Repeat every entry in the listing below, exactly.

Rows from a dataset
______________________________

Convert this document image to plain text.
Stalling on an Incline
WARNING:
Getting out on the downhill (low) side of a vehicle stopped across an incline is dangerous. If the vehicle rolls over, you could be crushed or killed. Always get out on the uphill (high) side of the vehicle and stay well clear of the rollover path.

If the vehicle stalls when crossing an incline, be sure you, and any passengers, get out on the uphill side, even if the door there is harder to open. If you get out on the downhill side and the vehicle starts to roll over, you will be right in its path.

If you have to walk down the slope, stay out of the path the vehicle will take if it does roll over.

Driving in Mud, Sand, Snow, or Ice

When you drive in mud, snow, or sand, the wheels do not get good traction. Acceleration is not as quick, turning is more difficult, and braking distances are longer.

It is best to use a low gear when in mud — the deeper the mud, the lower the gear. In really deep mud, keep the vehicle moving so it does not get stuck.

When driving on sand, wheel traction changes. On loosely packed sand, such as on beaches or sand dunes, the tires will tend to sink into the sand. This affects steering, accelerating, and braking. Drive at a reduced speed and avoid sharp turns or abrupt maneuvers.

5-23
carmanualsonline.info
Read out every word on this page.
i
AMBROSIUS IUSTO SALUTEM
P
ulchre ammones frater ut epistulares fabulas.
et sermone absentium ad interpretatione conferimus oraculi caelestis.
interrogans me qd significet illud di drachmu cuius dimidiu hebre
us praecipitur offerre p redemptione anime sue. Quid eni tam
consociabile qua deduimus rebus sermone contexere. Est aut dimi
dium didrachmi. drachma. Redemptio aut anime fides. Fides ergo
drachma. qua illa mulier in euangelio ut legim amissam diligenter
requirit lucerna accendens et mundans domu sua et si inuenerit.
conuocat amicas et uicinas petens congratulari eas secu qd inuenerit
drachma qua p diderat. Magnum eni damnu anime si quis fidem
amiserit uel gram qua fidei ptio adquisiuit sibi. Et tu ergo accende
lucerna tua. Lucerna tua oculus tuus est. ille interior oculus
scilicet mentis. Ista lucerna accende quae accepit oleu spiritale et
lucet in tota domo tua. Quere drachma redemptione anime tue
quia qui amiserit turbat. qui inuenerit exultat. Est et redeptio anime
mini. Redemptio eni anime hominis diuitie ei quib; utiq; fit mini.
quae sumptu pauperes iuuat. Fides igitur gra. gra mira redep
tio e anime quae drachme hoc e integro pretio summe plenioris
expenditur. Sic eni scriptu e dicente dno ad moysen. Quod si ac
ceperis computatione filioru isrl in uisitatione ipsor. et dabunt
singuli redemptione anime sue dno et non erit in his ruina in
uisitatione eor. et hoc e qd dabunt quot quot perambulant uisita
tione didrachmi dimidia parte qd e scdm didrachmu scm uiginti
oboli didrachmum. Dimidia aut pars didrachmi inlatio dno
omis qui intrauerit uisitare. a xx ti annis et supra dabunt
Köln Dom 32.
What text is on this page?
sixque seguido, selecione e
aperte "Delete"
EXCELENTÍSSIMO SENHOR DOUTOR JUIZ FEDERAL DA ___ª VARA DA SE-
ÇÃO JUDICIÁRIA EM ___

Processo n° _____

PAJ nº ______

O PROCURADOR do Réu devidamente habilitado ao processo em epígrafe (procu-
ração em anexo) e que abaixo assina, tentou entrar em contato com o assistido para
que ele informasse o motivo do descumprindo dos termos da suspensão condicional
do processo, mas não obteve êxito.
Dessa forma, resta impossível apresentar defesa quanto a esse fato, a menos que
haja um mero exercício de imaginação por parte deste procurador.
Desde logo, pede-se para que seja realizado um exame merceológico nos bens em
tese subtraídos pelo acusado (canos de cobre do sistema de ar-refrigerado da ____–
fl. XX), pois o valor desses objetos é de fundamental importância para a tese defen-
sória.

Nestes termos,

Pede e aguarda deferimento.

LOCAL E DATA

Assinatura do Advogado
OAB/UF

______________________________

OUTPUT OF THE TASK
Convert this document image to plain text.
Stalling on an Incline
WARNING:
Getting out on the downhill (low) side of a vehicle stopped across an incline is dangerous. If the vehicle rolls over, you could be crushed or killed. Always get out on the uphill (high) side of the vehicle and stay well clear of the rollover path.

If the vehicle stalls when crossing an incline, be sure you, and any passengers, get out on the uphill side, even if the door there is harder to open. If you get out on the downhill side and the vehicle starts to roll over, you will be right in its path.

If you have to walk down the slope, stay out of the path the vehicle will take if it does roll over.

Driving in Mud, Sand, Snow, or Ice

When you drive in mud, snow, or sand, the wheels do not get good traction. Acceleration is not as quick, turning is more difficult, and braking distances are longer.

It is best to use a low gear when in mud — the deeper the mud, the lower the gear. In really deep mud, keep the vehicle moving so it does not get stuck.

When driving on sand, wheel traction changes. On loosely packed sand, such as on beaches or sand dunes, the tires will tend to sink into the sand. This affects steering, accelerating, and braking. Drive at a reduced speed and avoid sharp turns or abrupt maneuvers.

5-23
carmanualsonline.info
Read out every word on this page.
i
AMBROSIUS IUSTO SALUTEM
P
ulchre ammones frater ut epistulares fabulas.
et sermone absentium ad interpretatione conferimus oraculi caelestis.
interrogans me qd significet illud di drachmu cuius dimidiu hebre
us praecipitur offerre p redemptione anime sue. Quid eni tam
consociabile qua deduimus rebus sermone contexere. Est aut dimi
dium didrachmi. drachma. Redemptio aut anime fides. Fides ergo
drachma. qua illa mulier in euangelio ut legim amissam diligenter
requirit lucerna accendens et mundans domu sua et si inuenerit.
conuocat amicas et uicinas petens congratulari eas secu qd inuenerit
drachma qua p diderat. Magnum eni damnu anime si quis fidem
amiserit uel gram qua fidei ptio adquisiuit sibi. Et tu ergo accende
lucerna tua. Lucerna tua oculus tuus est. ille interior oculus
scilicet mentis. Ista lucerna accende quae accepit oleu spiritale et
lucet in tota domo tua. Quere drachma redemptione anime tue
quia qui amiserit turbat. qui inuenerit exultat. Est et redeptio anime
mini. Redemptio eni anime hominis diuitie ei quib; utiq; fit mini.
quae sumptu pauperes iuuat. Fides igitur gra. gra mira redep
tio e anime quae drachme hoc e integro pretio summe plenioris
expenditur. Sic eni scriptu e dicente dno ad moysen. Quod si ac
ceperis computatione filioru isrl in uisitatione ipsor. et dabunt
singuli redemptione anime sue dno et non erit in his ruina in
uisitatione eor. et hoc e qd dabunt quot quot perambulant uisita
tione didrachmi dimidia parte qd e scdm didrachmu scm uiginti
oboli didrachmum. Dimidia aut pars didrachmi inlatio dno
omis qui intrauerit uisitare. a xx ti annis et supra dabunt
Köln Dom 32.
What text is on this page?
sixque seguido, selecione e
aperte "Delete"
EXCELENTÍSSIMO SENHOR DOUTOR JUIZ FEDERAL DA ___ª VARA DA SE-
ÇÃO JUDICIÁRIA EM ___

Processo n° _____

PAJ nº ______

O PROCURADOR do Réu devidamente habilitado ao processo em epígrafe (procu-
ração em anexo) e que abaixo assina, tentou entrar em contato com o assistido para
que ele informasse o motivo do descumprindo dos termos da suspensão condicional
do processo, mas não obteve êxito.
Dessa forma, resta impossível apresentar defesa quanto a esse fato, a menos que
haja um mero exercício de imaginação por parte deste procurador.
Desde logo, pede-se para que seja realizado um exame merceológico nos bens em
tese subtraídos pelo acusado (canos de cobre do sistema de ar-refrigerado da ____–
fl. XX), pois o valor desses objetos é de fundamental importância para a tese defen-
sória.

Nestes termos,

Pede e aguarda deferimento.

LOCAL E DATA

Assinatura do Advogado
OAB/UF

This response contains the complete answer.